**GOAL OF THE EXERCISE**
Give the number of lines that contain the string "selection", please, and nothing else.
[START]
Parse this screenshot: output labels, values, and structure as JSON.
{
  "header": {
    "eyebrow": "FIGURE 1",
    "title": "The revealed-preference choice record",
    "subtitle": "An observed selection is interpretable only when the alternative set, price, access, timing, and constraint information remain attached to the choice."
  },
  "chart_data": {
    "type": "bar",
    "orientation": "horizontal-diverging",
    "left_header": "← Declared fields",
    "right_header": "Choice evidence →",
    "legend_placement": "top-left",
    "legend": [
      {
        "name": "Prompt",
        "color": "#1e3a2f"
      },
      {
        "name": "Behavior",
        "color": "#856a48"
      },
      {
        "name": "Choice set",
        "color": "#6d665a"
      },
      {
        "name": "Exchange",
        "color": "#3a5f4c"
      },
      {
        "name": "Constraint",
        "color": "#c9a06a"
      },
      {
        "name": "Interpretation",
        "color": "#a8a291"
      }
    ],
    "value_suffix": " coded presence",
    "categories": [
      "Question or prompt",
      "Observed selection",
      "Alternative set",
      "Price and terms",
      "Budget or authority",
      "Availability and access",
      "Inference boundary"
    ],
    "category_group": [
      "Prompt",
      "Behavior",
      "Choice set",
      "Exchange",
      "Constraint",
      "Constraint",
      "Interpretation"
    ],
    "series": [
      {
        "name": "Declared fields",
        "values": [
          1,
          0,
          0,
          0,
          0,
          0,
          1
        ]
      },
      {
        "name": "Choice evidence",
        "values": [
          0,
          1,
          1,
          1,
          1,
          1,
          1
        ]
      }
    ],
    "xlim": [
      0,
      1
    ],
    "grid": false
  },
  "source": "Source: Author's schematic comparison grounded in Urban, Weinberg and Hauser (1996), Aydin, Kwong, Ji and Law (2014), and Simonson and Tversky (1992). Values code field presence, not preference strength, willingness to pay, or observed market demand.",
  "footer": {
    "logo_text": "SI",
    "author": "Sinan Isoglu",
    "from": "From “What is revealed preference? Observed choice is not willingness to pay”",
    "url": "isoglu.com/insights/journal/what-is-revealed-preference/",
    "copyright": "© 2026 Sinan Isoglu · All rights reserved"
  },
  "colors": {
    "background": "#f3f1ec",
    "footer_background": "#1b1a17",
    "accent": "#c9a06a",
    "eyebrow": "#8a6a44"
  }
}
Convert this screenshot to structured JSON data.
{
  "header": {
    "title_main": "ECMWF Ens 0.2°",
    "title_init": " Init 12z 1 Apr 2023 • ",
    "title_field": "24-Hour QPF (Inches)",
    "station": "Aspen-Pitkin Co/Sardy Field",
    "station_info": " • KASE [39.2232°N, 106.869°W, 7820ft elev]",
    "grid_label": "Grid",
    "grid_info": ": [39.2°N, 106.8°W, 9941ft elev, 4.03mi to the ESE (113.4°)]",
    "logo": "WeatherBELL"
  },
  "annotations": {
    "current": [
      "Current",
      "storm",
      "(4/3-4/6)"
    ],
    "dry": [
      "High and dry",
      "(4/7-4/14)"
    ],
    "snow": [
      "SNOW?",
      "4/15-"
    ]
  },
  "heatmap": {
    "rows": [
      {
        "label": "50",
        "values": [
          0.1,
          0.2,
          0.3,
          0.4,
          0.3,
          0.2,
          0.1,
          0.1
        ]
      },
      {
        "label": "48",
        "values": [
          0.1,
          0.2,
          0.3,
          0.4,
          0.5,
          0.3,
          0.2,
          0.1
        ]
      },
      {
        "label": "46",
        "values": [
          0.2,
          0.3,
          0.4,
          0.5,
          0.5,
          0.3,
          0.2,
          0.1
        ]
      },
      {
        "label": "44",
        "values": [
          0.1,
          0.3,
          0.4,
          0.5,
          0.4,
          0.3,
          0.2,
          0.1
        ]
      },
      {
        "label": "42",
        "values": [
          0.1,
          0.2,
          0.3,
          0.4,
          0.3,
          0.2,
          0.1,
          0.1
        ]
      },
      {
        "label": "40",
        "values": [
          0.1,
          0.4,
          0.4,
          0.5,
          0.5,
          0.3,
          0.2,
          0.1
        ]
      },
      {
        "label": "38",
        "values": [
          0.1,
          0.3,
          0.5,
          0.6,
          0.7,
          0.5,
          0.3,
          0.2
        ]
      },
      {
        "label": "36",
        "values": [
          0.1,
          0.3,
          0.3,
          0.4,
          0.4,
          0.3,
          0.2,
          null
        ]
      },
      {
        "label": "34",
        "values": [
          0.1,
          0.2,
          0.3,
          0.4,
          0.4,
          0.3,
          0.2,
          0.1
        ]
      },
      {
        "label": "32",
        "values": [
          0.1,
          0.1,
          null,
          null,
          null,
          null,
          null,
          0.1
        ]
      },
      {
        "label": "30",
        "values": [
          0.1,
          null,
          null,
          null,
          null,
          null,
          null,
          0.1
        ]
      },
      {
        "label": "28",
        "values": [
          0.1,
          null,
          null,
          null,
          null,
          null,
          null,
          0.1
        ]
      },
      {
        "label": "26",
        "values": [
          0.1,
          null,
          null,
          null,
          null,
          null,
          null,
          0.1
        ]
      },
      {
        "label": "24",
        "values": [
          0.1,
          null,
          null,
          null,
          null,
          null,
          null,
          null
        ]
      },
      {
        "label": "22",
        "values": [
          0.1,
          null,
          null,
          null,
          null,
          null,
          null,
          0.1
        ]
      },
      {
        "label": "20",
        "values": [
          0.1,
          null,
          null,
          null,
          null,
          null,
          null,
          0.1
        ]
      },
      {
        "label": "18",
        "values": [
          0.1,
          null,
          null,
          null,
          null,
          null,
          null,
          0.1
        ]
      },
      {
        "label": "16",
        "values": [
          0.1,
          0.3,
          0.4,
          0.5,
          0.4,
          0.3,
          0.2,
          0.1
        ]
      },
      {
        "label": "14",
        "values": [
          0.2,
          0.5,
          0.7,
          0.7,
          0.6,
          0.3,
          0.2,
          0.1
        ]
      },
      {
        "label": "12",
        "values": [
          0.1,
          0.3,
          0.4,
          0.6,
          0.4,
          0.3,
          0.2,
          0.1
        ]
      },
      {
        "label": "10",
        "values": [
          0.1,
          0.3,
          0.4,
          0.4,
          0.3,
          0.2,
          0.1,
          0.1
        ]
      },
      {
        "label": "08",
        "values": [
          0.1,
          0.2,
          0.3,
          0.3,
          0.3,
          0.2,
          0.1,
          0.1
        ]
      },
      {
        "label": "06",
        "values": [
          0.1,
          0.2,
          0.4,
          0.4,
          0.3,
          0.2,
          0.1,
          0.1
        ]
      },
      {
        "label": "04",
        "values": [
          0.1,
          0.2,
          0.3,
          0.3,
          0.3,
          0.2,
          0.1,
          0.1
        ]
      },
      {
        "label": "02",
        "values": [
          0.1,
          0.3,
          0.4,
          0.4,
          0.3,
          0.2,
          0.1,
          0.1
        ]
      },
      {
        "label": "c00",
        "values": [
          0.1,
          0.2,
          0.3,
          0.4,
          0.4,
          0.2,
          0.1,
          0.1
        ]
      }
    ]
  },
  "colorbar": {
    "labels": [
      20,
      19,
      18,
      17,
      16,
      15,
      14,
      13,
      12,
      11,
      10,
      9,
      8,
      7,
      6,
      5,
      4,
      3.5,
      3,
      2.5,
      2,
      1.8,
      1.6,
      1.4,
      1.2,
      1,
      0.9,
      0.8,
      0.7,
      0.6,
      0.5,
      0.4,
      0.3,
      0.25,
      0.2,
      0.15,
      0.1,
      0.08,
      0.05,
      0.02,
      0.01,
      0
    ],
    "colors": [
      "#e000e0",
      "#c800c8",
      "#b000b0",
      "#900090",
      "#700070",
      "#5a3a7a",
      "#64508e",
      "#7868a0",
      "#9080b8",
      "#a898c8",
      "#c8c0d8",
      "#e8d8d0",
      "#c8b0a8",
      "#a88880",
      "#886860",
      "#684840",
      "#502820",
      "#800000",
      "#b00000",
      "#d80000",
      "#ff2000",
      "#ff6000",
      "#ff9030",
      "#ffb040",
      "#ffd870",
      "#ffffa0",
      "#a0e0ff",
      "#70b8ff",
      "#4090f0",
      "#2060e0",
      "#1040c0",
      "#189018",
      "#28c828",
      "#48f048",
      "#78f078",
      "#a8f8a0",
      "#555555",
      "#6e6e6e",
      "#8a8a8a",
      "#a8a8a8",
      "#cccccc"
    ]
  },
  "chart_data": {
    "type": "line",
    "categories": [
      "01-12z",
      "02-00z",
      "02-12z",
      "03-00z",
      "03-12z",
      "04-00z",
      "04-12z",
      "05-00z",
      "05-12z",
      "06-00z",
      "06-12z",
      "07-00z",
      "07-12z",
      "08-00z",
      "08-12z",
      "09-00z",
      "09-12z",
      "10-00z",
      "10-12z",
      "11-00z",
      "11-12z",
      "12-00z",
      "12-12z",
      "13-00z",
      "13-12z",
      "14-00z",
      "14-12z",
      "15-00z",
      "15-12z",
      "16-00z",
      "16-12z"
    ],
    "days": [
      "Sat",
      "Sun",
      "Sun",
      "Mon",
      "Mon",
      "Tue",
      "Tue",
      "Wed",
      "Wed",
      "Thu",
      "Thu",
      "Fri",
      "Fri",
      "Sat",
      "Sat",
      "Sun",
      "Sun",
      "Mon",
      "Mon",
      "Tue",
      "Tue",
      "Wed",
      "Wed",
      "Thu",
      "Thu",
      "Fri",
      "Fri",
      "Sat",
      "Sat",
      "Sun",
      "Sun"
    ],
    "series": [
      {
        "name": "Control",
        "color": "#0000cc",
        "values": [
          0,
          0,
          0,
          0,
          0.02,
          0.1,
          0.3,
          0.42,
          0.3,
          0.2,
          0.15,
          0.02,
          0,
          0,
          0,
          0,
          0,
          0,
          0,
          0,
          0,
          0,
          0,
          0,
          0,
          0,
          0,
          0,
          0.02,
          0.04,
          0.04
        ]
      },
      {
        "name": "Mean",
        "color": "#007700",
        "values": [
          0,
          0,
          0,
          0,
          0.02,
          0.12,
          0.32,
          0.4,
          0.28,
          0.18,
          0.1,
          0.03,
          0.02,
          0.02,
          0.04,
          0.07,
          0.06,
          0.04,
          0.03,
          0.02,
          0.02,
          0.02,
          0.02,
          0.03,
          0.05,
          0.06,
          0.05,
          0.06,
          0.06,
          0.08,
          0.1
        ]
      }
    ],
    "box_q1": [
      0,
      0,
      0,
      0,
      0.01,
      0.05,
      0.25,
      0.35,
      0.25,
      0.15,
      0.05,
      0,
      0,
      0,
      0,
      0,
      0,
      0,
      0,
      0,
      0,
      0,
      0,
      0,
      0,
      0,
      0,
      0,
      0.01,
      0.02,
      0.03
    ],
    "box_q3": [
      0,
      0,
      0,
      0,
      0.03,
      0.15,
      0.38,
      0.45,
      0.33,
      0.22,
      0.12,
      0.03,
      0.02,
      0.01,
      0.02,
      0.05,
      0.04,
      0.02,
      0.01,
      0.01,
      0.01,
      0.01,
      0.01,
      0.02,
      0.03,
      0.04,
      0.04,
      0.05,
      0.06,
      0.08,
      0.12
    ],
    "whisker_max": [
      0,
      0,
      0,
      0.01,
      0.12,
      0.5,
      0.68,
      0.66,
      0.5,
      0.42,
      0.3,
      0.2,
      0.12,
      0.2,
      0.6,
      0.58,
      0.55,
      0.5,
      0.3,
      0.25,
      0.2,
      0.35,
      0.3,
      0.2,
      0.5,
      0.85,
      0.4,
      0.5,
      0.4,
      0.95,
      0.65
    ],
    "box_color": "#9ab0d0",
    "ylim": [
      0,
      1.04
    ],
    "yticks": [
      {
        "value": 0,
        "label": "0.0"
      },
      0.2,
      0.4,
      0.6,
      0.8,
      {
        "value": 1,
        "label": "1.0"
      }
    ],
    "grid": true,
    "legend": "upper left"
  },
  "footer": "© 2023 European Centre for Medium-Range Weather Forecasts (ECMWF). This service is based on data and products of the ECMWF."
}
[END]
**CORRECT OUTPUT**
2